Required work:
Pictures do not belong in the copy; restate the records below word for word.

Records to process:
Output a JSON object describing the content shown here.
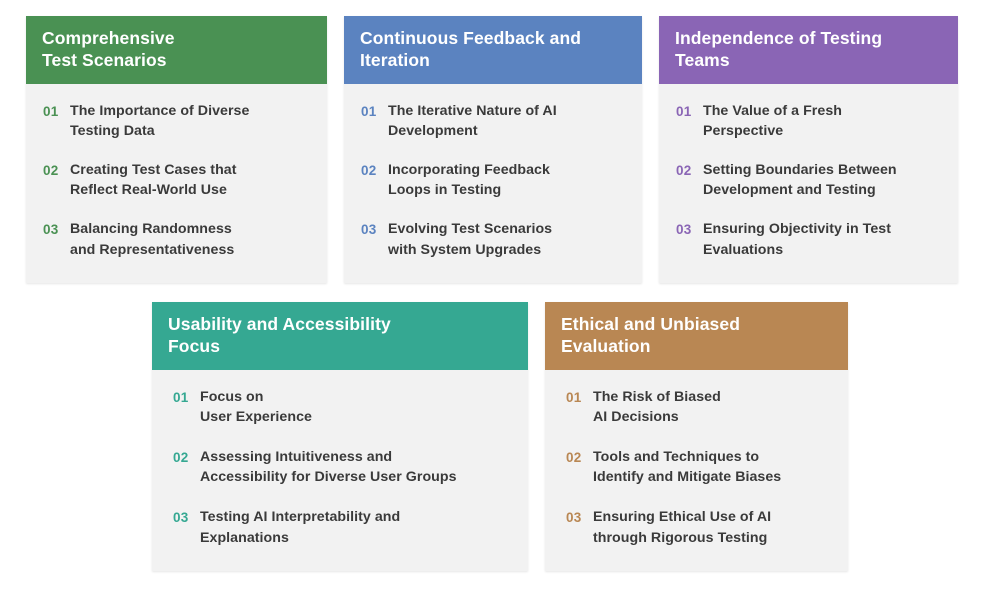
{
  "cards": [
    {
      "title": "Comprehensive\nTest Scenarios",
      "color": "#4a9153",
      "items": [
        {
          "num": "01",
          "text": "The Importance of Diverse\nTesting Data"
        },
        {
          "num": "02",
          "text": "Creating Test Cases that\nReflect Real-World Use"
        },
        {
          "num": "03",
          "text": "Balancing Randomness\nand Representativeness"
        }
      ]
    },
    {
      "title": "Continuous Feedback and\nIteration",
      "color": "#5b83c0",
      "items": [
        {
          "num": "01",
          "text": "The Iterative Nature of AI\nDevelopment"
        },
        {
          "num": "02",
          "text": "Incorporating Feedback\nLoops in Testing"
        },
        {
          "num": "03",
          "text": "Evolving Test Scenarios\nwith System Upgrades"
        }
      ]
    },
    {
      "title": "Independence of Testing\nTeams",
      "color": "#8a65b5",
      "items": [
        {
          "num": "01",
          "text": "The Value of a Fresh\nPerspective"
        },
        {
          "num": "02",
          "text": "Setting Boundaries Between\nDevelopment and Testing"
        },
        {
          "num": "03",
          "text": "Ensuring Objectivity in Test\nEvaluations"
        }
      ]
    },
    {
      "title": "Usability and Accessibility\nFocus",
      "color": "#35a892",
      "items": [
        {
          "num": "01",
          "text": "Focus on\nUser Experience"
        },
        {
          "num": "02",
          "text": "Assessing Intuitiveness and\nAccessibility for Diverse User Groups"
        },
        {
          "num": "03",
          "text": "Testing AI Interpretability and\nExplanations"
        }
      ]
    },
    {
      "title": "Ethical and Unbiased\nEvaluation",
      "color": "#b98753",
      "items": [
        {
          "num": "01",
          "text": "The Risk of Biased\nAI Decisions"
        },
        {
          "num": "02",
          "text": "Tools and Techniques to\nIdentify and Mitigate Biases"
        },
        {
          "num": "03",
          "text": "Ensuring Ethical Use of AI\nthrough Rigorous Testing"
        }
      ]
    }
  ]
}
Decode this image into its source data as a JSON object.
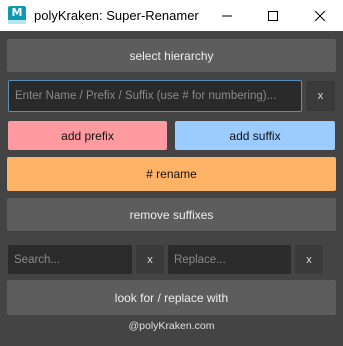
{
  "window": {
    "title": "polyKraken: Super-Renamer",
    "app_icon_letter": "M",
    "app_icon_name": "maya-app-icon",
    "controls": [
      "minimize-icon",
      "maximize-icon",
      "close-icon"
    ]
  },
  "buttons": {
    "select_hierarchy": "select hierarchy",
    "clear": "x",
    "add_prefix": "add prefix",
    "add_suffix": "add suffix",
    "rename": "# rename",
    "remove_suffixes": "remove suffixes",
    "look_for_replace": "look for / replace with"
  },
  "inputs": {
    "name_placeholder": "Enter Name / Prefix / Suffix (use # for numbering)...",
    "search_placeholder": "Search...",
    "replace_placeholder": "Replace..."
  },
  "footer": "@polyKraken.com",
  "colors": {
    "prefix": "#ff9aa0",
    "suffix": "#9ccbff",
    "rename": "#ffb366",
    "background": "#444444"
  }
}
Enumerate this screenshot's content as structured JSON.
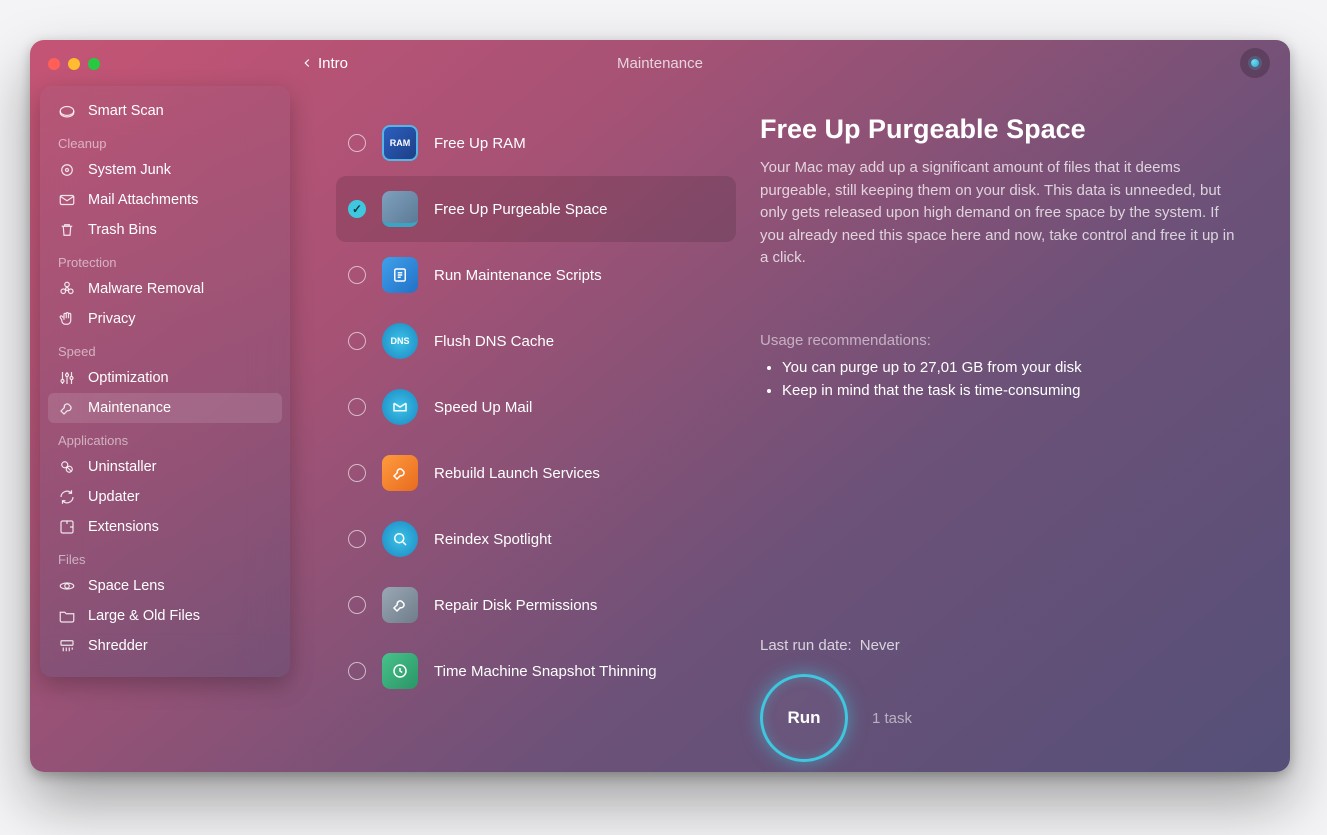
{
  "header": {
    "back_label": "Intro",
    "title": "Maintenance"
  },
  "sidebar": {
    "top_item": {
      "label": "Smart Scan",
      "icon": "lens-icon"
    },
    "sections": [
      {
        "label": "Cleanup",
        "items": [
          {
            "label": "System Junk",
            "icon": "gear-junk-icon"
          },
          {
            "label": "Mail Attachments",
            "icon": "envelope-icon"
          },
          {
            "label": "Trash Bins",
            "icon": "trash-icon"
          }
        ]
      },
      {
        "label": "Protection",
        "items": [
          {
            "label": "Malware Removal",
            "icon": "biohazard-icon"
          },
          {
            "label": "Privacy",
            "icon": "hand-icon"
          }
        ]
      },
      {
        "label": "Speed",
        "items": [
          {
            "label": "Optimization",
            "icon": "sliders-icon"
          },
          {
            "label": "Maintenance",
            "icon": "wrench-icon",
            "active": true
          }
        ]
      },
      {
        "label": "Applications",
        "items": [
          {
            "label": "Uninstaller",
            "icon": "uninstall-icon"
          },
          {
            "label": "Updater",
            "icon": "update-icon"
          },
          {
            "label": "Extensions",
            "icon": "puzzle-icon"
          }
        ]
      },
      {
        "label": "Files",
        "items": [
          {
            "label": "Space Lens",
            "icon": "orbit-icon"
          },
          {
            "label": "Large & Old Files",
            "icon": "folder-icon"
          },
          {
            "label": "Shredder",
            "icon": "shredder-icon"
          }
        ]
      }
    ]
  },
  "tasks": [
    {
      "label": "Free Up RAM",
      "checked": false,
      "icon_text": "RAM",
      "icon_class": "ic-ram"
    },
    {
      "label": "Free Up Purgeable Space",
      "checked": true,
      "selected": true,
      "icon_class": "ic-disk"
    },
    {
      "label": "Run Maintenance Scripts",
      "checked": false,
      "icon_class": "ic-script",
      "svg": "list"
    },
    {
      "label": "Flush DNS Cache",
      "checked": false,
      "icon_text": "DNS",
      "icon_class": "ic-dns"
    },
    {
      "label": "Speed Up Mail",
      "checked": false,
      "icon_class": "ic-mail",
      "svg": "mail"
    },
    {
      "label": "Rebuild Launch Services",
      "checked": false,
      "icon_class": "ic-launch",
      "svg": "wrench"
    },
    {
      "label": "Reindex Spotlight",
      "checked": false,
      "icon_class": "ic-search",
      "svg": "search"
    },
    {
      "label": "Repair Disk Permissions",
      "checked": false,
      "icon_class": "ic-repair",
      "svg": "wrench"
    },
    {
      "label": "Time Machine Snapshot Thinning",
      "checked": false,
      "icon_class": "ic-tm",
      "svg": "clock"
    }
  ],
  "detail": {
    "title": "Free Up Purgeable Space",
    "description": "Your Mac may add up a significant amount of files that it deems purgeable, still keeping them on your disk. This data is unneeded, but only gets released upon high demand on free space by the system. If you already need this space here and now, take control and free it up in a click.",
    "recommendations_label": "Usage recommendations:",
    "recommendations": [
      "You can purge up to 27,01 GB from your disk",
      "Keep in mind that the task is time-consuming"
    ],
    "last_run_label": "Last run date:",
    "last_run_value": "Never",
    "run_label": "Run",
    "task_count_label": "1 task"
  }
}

Answer to this problem:
Output a JSON object describing the content shown here.
{
  "cards": [
    {
      "title": "Comprehensive\nTest Scenarios",
      "color": "#4a9153",
      "items": [
        {
          "num": "01",
          "text": "The Importance of Diverse\nTesting Data"
        },
        {
          "num": "02",
          "text": "Creating Test Cases that\nReflect Real-World Use"
        },
        {
          "num": "03",
          "text": "Balancing Randomness\nand Representativeness"
        }
      ]
    },
    {
      "title": "Continuous Feedback and\nIteration",
      "color": "#5b83c0",
      "items": [
        {
          "num": "01",
          "text": "The Iterative Nature of AI\nDevelopment"
        },
        {
          "num": "02",
          "text": "Incorporating Feedback\nLoops in Testing"
        },
        {
          "num": "03",
          "text": "Evolving Test Scenarios\nwith System Upgrades"
        }
      ]
    },
    {
      "title": "Independence of Testing\nTeams",
      "color": "#8a65b5",
      "items": [
        {
          "num": "01",
          "text": "The Value of a Fresh\nPerspective"
        },
        {
          "num": "02",
          "text": "Setting Boundaries Between\nDevelopment and Testing"
        },
        {
          "num": "03",
          "text": "Ensuring Objectivity in Test\nEvaluations"
        }
      ]
    },
    {
      "title": "Usability and Accessibility\nFocus",
      "color": "#35a892",
      "items": [
        {
          "num": "01",
          "text": "Focus on\nUser Experience"
        },
        {
          "num": "02",
          "text": "Assessing Intuitiveness and\nAccessibility for Diverse User Groups"
        },
        {
          "num": "03",
          "text": "Testing AI Interpretability and\nExplanations"
        }
      ]
    },
    {
      "title": "Ethical and Unbiased\nEvaluation",
      "color": "#b98753",
      "items": [
        {
          "num": "01",
          "text": "The Risk of Biased\nAI Decisions"
        },
        {
          "num": "02",
          "text": "Tools and Techniques to\nIdentify and Mitigate Biases"
        },
        {
          "num": "03",
          "text": "Ensuring Ethical Use of AI\nthrough Rigorous Testing"
        }
      ]
    }
  ]
}
Decode this image into its source data as a JSON object.
{
  "window": {
    "title": "polyKraken: Super-Renamer",
    "app_icon_letter": "M",
    "app_icon_name": "maya-app-icon",
    "controls": [
      "minimize-icon",
      "maximize-icon",
      "close-icon"
    ]
  },
  "buttons": {
    "select_hierarchy": "select hierarchy",
    "clear": "x",
    "add_prefix": "add prefix",
    "add_suffix": "add suffix",
    "rename": "# rename",
    "remove_suffixes": "remove suffixes",
    "look_for_replace": "look for / replace with"
  },
  "inputs": {
    "name_placeholder": "Enter Name / Prefix / Suffix (use # for numbering)...",
    "search_placeholder": "Search...",
    "replace_placeholder": "Replace..."
  },
  "footer": "@polyKraken.com",
  "colors": {
    "prefix": "#ff9aa0",
    "suffix": "#9ccbff",
    "rename": "#ffb366",
    "background": "#444444"
  }
}
Enumerate this screenshot's content as structured JSON.
{
  "header": {
    "back_label": "Intro",
    "title": "Maintenance"
  },
  "sidebar": {
    "top_item": {
      "label": "Smart Scan",
      "icon": "lens-icon"
    },
    "sections": [
      {
        "label": "Cleanup",
        "items": [
          {
            "label": "System Junk",
            "icon": "gear-junk-icon"
          },
          {
            "label": "Mail Attachments",
            "icon": "envelope-icon"
          },
          {
            "label": "Trash Bins",
            "icon": "trash-icon"
          }
        ]
      },
      {
        "label": "Protection",
        "items": [
          {
            "label": "Malware Removal",
            "icon": "biohazard-icon"
          },
          {
            "label": "Privacy",
            "icon": "hand-icon"
          }
        ]
      },
      {
        "label": "Speed",
        "items": [
          {
            "label": "Optimization",
            "icon": "sliders-icon"
          },
          {
            "label": "Maintenance",
            "icon": "wrench-icon",
            "active": true
          }
        ]
      },
      {
        "label": "Applications",
        "items": [
          {
            "label": "Uninstaller",
            "icon": "uninstall-icon"
          },
          {
            "label": "Updater",
            "icon": "update-icon"
          },
          {
            "label": "Extensions",
            "icon": "puzzle-icon"
          }
        ]
      },
      {
        "label": "Files",
        "items": [
          {
            "label": "Space Lens",
            "icon": "orbit-icon"
          },
          {
            "label": "Large & Old Files",
            "icon": "folder-icon"
          },
          {
            "label": "Shredder",
            "icon": "shredder-icon"
          }
        ]
      }
    ]
  },
  "tasks": [
    {
      "label": "Free Up RAM",
      "checked": false,
      "icon_text": "RAM",
      "icon_class": "ic-ram"
    },
    {
      "label": "Free Up Purgeable Space",
      "checked": true,
      "selected": true,
      "icon_class": "ic-disk"
    },
    {
      "label": "Run Maintenance Scripts",
      "checked": false,
      "icon_class": "ic-script",
      "svg": "list"
    },
    {
      "label": "Flush DNS Cache",
      "checked": false,
      "icon_text": "DNS",
      "icon_class": "ic-dns"
    },
    {
      "label": "Speed Up Mail",
      "checked": false,
      "icon_class": "ic-mail",
      "svg": "mail"
    },
    {
      "label": "Rebuild Launch Services",
      "checked": false,
      "icon_class": "ic-launch",
      "svg": "wrench"
    },
    {
      "label": "Reindex Spotlight",
      "checked": false,
      "icon_class": "ic-search",
      "svg": "search"
    },
    {
      "label": "Repair Disk Permissions",
      "checked": false,
      "icon_class": "ic-repair",
      "svg": "wrench"
    },
    {
      "label": "Time Machine Snapshot Thinning",
      "checked": false,
      "icon_class": "ic-tm",
      "svg": "clock"
    }
  ],
  "detail": {
    "title": "Free Up Purgeable Space",
    "description": "Your Mac may add up a significant amount of files that it deems purgeable, still keeping them on your disk. This data is unneeded, but only gets released upon high demand on free space by the system. If you already need this space here and now, take control and free it up in a click.",
    "recommendations_label": "Usage recommendations:",
    "recommendations": [
      "You can purge up to 27,01 GB from your disk",
      "Keep in mind that the task is time-consuming"
    ],
    "last_run_label": "Last run date:",
    "last_run_value": "Never",
    "run_label": "Run",
    "task_count_label": "1 task"
  }
}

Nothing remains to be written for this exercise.